- [SET PROBLEM] Scan the data. Collect each line that contains the word "African".

- [DATA FOR THIS EXERCISE]
□ □ □ □ □
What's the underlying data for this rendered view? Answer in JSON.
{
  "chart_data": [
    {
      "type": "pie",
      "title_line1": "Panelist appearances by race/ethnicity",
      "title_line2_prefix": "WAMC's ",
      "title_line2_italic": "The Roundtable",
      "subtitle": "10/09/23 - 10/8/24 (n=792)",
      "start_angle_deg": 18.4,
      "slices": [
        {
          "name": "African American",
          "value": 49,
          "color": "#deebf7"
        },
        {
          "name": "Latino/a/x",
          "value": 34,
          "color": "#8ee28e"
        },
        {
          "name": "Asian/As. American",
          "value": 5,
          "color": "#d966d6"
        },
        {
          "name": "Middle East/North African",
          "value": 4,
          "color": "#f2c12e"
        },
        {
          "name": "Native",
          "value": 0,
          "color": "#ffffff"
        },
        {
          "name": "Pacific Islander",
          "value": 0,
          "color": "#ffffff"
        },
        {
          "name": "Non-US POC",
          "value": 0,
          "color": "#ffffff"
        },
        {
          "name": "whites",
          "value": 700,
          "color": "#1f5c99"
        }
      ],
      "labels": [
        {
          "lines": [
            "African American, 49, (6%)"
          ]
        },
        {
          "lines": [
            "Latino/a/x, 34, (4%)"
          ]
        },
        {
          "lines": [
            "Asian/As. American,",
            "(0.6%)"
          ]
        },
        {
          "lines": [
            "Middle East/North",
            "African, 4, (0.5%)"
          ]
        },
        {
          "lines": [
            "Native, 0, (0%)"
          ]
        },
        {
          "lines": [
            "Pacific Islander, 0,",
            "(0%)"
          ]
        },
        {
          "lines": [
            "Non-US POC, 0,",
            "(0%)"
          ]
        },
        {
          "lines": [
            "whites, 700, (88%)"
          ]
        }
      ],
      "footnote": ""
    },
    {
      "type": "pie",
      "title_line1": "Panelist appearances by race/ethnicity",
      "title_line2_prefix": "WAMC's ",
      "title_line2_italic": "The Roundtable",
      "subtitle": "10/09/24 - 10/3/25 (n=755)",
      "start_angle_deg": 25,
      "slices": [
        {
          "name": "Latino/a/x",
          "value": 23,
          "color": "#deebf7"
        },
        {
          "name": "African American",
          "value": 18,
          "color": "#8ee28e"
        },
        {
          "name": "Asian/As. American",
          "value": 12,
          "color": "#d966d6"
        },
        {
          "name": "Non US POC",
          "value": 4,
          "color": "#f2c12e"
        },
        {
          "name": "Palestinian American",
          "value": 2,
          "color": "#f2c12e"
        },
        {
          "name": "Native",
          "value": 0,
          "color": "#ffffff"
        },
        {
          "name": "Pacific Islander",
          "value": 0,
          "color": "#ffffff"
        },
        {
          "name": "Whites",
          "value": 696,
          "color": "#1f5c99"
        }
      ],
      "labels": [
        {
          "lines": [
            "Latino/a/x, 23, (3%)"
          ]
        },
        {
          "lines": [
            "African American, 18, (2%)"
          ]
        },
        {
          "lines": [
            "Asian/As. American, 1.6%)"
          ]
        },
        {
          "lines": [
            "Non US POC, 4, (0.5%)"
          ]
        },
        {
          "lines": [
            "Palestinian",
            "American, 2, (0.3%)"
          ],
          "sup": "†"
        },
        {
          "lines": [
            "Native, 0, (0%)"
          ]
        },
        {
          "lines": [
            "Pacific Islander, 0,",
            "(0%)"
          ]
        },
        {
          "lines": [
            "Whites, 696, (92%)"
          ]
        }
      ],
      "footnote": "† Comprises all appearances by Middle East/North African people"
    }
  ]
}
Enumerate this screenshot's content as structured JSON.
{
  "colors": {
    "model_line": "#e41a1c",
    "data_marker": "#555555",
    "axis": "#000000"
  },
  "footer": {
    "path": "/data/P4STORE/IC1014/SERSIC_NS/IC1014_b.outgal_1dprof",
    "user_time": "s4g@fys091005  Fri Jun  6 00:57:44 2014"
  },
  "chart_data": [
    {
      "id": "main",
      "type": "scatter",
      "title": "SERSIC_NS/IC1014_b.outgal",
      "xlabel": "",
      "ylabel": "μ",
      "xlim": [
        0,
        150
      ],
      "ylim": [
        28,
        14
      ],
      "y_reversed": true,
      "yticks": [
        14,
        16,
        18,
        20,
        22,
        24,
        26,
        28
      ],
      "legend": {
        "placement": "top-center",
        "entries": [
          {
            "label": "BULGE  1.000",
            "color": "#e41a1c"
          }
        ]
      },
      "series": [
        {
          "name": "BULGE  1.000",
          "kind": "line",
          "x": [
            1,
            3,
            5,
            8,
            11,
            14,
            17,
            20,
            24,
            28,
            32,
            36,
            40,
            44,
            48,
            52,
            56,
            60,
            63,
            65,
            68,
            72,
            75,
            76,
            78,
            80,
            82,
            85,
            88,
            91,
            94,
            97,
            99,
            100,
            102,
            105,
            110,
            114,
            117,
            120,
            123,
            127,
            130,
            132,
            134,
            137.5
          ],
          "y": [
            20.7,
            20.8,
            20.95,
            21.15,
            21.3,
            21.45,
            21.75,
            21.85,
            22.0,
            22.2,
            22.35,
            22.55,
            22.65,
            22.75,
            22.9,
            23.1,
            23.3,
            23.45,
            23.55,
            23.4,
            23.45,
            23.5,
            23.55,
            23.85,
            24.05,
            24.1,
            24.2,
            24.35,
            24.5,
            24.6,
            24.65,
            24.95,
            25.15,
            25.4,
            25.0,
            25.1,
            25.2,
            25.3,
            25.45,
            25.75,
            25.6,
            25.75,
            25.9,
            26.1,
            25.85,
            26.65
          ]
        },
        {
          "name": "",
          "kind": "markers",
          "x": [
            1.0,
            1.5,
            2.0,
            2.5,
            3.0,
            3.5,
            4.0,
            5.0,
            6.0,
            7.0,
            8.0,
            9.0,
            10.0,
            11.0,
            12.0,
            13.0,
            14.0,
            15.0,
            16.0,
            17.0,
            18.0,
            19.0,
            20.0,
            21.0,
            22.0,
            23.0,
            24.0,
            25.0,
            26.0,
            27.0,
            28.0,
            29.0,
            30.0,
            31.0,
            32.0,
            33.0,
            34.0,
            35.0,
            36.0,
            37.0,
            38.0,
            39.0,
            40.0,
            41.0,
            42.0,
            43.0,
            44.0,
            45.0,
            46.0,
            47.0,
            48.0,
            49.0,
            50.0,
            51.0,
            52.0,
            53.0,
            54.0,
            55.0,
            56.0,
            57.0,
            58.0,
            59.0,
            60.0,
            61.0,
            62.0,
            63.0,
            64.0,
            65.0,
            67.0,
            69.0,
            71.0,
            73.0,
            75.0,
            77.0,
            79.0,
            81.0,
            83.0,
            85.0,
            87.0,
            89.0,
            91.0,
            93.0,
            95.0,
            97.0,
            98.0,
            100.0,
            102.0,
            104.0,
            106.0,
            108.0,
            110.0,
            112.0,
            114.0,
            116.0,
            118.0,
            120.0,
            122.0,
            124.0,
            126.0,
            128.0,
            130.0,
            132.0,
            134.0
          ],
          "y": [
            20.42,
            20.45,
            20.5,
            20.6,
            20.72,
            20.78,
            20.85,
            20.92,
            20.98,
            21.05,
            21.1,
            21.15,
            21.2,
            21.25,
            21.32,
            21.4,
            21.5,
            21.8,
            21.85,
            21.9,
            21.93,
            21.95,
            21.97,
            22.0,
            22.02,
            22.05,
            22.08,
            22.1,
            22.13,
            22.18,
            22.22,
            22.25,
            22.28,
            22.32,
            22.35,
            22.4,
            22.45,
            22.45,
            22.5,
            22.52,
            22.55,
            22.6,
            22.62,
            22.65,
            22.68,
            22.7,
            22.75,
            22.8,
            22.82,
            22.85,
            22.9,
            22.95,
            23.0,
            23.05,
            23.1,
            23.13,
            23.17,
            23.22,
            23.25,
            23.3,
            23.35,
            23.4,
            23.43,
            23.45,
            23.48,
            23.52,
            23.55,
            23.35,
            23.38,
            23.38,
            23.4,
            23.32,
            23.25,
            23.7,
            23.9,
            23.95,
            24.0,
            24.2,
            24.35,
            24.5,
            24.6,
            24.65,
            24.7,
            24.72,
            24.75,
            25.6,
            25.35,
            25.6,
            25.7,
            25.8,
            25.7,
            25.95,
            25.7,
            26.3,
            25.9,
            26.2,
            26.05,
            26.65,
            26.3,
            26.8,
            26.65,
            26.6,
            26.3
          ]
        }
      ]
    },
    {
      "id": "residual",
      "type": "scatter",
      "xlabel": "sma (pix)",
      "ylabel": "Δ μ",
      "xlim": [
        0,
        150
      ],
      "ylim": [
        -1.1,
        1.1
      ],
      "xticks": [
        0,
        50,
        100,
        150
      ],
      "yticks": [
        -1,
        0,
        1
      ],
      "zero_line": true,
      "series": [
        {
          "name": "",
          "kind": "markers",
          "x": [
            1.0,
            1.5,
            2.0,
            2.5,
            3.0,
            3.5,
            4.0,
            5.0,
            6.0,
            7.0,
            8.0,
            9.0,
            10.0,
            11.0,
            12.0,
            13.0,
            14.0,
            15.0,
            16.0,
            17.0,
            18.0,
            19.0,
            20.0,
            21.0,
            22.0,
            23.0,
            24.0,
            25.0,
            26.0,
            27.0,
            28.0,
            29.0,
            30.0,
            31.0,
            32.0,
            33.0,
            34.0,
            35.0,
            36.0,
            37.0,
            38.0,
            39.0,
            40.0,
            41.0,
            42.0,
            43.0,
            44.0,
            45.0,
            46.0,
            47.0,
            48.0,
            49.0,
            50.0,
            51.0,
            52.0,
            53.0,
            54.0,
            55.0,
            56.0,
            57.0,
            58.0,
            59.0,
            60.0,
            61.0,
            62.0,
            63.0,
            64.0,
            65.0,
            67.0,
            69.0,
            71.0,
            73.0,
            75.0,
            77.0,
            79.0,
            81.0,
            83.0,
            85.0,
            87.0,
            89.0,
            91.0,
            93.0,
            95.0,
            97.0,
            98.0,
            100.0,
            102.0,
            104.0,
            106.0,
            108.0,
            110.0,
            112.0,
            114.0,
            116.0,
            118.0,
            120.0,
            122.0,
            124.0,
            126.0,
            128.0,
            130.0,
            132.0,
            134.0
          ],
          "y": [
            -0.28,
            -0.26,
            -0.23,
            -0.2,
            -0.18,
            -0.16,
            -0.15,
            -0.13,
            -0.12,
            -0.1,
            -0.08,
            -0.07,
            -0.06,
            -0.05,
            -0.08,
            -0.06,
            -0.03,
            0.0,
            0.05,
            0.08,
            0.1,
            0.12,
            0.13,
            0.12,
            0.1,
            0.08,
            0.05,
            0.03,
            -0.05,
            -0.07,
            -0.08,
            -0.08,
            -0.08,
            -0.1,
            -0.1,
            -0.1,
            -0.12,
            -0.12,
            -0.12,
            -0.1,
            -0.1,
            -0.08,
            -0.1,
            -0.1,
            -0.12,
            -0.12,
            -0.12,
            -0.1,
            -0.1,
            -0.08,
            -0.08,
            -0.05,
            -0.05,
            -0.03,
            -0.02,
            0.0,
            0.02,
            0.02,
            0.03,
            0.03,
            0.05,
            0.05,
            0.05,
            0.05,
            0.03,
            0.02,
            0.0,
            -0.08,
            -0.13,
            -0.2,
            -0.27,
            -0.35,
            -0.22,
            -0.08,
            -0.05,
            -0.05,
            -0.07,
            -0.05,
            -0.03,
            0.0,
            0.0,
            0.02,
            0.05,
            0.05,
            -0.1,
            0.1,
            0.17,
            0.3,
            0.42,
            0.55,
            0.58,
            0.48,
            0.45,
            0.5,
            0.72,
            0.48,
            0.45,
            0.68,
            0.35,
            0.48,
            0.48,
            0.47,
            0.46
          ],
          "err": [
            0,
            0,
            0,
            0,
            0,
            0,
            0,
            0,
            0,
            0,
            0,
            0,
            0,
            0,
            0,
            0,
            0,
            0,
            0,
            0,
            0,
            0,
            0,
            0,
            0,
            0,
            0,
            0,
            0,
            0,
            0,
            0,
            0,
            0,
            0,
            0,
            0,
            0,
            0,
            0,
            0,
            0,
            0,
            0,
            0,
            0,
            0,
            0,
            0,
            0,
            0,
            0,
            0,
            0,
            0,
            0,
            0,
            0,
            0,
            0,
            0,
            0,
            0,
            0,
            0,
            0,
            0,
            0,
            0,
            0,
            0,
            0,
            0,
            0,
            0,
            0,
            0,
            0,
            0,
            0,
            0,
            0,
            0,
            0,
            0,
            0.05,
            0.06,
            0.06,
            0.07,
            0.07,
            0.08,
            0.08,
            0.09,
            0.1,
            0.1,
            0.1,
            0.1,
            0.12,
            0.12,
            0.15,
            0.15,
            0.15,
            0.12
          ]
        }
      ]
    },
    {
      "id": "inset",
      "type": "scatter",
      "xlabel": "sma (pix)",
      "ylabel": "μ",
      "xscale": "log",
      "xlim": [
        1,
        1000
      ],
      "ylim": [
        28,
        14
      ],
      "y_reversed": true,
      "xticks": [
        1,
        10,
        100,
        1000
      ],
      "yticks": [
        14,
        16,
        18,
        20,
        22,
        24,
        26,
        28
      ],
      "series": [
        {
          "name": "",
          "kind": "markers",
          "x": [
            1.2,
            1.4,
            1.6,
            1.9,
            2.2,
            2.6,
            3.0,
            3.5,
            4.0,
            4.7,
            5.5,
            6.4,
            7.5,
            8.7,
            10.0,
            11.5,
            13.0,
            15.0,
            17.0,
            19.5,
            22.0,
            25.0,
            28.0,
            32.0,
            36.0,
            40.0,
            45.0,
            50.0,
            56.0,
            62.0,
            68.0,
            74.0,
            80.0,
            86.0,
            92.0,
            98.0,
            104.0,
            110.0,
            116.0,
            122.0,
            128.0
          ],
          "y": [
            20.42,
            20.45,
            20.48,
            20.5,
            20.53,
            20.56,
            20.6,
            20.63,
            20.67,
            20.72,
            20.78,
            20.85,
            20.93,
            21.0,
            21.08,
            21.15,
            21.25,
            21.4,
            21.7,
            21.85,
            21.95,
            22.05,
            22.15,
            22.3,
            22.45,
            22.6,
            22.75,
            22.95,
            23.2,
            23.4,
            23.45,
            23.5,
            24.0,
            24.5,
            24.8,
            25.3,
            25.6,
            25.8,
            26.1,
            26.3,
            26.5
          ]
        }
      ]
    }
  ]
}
□ □ □ □ □
- [RESULT BELOW]
          "name": "African American",
          "name": "Middle East/North African",
            "African American, 49, (6%)"
            "African, 4, (0.5%)"
          "name": "African American",
            "African American, 18, (2%)"
      "footnote": "† Comprises all appearances by Middle East/North African people"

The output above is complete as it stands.